### TASK DESCRIPTION
Read through the data and report every line in which the word "value" occurs.

### INPUT MATERIAL
━━━━

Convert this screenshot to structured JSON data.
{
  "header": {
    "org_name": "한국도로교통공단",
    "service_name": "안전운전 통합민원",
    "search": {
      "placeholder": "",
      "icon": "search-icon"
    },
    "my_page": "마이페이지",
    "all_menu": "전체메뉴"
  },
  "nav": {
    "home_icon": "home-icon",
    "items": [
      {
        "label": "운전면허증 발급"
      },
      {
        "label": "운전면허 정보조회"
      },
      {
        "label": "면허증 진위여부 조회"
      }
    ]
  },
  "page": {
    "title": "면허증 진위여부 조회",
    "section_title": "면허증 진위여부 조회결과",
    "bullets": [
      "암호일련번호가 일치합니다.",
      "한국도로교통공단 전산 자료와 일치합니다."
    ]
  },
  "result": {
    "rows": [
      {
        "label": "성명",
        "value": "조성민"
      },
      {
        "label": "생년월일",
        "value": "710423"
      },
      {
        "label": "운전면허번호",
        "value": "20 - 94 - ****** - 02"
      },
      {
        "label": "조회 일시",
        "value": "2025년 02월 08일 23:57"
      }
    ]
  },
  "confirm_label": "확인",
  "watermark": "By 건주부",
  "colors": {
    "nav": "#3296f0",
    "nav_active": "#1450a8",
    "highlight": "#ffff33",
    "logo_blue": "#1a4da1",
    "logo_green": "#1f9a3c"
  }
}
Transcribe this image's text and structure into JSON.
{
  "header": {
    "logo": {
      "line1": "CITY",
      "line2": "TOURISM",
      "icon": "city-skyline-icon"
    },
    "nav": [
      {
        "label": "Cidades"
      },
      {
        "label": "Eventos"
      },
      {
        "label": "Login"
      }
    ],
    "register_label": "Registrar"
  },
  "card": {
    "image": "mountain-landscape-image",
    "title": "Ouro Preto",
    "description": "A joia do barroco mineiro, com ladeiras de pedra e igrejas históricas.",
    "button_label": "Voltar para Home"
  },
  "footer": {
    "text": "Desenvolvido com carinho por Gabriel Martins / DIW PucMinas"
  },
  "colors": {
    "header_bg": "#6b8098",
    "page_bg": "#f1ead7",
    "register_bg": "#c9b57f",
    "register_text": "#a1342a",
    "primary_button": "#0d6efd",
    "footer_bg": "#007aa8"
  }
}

━━━━

### SOLUTION TO THIS TASK
        "value": "조성민"
        "value": "710423"
        "value": "20 - 94 - ****** - 02"
        "value": "2025년 02월 08일 23:57"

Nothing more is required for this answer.